@Informateur.ci- A Yopougon, la commune choisie pour accueillir les festivités officielles du 66e anniversaire de l’Indépendance de la Côte d’Ivoire, la circulation est restreinte, entravée et perturbée dans la zone des sites retenus pour la célébration de l’événement le 7 août 2026. Mais c’est inévitablement le prix à payer pour la fête de l’Indépendance. Et chacun doit s’y faire, le temps de la semaine de l’Indépendance.
Les sites de la célébration, rappelons-le, se situent dans le même prolongement du Boulevard Alassane Ouattara dont l’un des points principaux est le carrefour Siporex, et le Boulevard de la Solidarité qui relie la zone de Siporex au carrefour Saguidiba. Des plateformes y ont été aménagées pour la célébration, après le déguerpissement du marché Gouro. Les pharmacies situées sur cet axe ont été fermées et ne rouvriront qu’après la fête.
De façon générale, les restrictions de la circulation et les embouteillages se répercutent plus loin sur le réseau routier de la commune, dans d’autres quartiers. Mais c’est le prix à payer à Yopougon pour la réussite de la fête de l’Indépendance.
Les lignes de Wôrô-wôrô et de Gbaka ont été repoussées plus loin. Les responsables des gares routières qui longeaient la voie ont été également priés de lever le camp pour s’installer ailleurs. Si bien que les usagers de la route qui empruntent habituellement les véhicules de transport dans la zone de Siporex doivent parcourir de longues distances à pied pour trouver des voitures plus loin. Entrer à Yopougon, notamment par Siporex, ou en sortir est devenu difficile pour les automobilistes, les transporteurs et les populations en mouvement.
De façon générale, les restrictions de la circulation et les embouteillages se répercutent plus loin sur le réseau routier de la commune, dans d’autres quartiers. Mais c’est le prix à payer à Yopougon pour la réussite de la fête de l’Indépendance. C’est le sacrifice à faire pour les automobilistes et les populations de la commune, dans l’élan de l’unité nationale et de la solidarité autour de la célébration de l’An 66 de la Côte d’Ivoire.

Votre travail |
- 1) Selon l'article, à quelle date l'Indépendance sera-t-elle célébrée à Yopougon ?
- 2) Modifiez le passage de l'article allant de « Les lignes de » jusqu'à « populations en mouvement. » inclus, en remplaçant « longues distances » par « courtes distances ».
- 3) D'après l'article, pourquoi les usagers qui prennent d'habitude un véhicule dans la zone de Siporex doivent-ils marcher longtemps ?
Appuyez-vous uniquement sur le texte ci-dessus.

Données fournies |
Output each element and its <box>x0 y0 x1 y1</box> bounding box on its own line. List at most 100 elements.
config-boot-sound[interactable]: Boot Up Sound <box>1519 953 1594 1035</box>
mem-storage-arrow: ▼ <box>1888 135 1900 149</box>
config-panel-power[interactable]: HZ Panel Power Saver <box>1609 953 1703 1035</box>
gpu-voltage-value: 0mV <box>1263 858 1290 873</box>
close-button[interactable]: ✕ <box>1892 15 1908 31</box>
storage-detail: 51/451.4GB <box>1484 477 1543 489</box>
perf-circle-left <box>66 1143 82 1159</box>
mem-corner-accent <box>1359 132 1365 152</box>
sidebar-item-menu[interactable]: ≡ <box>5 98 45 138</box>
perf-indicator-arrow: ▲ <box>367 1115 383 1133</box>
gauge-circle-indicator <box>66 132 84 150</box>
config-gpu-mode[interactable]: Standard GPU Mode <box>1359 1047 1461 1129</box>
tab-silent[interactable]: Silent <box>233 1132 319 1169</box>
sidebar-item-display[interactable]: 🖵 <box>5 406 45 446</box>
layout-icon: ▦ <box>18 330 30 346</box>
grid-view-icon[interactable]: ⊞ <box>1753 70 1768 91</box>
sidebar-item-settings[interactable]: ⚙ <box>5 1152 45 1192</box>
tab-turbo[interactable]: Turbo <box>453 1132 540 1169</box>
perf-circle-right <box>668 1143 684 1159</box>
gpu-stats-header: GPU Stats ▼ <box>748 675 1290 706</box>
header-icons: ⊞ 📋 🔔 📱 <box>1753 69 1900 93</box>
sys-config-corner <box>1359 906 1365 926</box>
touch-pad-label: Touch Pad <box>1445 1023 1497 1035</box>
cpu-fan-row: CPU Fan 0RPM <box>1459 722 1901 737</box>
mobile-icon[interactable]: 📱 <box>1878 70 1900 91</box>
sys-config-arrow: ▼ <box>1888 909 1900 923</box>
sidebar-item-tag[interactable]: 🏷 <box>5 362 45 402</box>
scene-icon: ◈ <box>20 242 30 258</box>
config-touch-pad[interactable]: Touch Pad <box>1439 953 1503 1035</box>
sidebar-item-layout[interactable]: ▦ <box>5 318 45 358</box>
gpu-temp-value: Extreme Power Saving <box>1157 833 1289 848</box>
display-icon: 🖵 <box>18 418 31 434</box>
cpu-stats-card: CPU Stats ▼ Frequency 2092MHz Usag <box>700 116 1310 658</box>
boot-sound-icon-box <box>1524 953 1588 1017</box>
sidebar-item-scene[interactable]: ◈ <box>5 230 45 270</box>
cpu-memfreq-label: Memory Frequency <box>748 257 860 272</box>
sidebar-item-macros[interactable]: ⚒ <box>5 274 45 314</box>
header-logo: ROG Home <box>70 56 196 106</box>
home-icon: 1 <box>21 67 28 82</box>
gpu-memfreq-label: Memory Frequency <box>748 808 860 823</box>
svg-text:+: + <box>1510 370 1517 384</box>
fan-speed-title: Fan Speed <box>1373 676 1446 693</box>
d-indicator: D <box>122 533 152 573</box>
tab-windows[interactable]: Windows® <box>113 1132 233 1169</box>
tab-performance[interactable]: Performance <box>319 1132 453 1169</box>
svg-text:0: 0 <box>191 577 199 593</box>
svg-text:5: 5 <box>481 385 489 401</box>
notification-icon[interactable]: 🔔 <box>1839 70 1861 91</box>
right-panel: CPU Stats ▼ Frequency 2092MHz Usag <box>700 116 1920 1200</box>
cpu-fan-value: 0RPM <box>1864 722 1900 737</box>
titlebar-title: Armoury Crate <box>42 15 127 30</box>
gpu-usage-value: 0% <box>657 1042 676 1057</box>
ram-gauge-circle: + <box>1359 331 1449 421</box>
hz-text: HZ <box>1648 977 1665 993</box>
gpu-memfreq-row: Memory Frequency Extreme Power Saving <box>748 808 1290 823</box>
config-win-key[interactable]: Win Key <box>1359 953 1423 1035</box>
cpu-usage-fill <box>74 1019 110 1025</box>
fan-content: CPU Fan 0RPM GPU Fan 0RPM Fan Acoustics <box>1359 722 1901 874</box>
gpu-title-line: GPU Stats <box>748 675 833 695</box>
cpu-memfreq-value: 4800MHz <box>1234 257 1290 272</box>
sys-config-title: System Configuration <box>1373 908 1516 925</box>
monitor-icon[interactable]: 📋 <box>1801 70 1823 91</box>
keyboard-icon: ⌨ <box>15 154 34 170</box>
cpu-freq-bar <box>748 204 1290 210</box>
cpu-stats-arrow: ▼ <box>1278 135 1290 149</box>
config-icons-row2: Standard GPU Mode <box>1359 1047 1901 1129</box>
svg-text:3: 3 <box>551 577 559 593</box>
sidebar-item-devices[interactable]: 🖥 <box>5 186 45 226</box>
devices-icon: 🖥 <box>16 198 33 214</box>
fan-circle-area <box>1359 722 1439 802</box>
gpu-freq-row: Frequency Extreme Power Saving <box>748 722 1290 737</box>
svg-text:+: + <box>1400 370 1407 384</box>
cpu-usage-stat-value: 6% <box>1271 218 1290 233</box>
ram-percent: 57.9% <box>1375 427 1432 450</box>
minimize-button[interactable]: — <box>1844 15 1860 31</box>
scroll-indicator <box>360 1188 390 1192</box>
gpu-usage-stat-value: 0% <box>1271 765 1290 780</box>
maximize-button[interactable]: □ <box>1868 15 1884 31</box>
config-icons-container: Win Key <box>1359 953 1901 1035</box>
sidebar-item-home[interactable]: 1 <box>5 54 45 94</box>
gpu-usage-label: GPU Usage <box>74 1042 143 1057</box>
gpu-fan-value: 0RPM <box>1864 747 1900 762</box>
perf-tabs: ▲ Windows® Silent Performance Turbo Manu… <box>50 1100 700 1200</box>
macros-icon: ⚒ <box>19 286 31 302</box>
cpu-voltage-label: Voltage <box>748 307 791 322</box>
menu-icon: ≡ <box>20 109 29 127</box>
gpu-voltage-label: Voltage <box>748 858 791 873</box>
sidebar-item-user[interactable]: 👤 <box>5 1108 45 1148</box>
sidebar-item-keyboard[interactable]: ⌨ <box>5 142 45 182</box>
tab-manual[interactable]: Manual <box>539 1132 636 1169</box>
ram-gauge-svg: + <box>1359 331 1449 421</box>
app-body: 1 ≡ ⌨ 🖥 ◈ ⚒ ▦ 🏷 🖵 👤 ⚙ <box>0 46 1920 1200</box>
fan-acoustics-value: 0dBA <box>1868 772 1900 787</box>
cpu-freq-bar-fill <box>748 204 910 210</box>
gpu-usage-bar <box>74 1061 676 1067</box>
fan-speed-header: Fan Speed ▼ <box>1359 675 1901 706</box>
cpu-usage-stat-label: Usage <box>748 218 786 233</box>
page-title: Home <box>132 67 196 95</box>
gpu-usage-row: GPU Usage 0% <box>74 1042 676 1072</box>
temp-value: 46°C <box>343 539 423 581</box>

Réponses par point |
- 1) Le 7 août 2026.

- 2)
Les lignes de Wôrô-wôrô et de Gbaka ont été repoussées plus loin. Les responsables des gares routières qui longeaient la voie ont été également priés de lever le camp pour s’installer ailleurs. Si bien que les usagers de la route qui empruntent habituellement les véhicules de transport dans la zone de Siporex doivent parcourir de courtes distances à pied pour trouver des voitures plus loin. Entrer à Yopougon, notamment par Siporex, ou en sortir est devenu difficile pour les automobilistes, les transporteurs et les populations en mouvement.

- 3) Les lignes de Wôrô-wôrô et de Gbaka ont été repoussées plus loin. Les responsables des gares routières situées le long de la voie ont aussi dû s'installer ailleurs. Les usagers doivent donc parcourir de longues distances à pied pour trouver des voitures.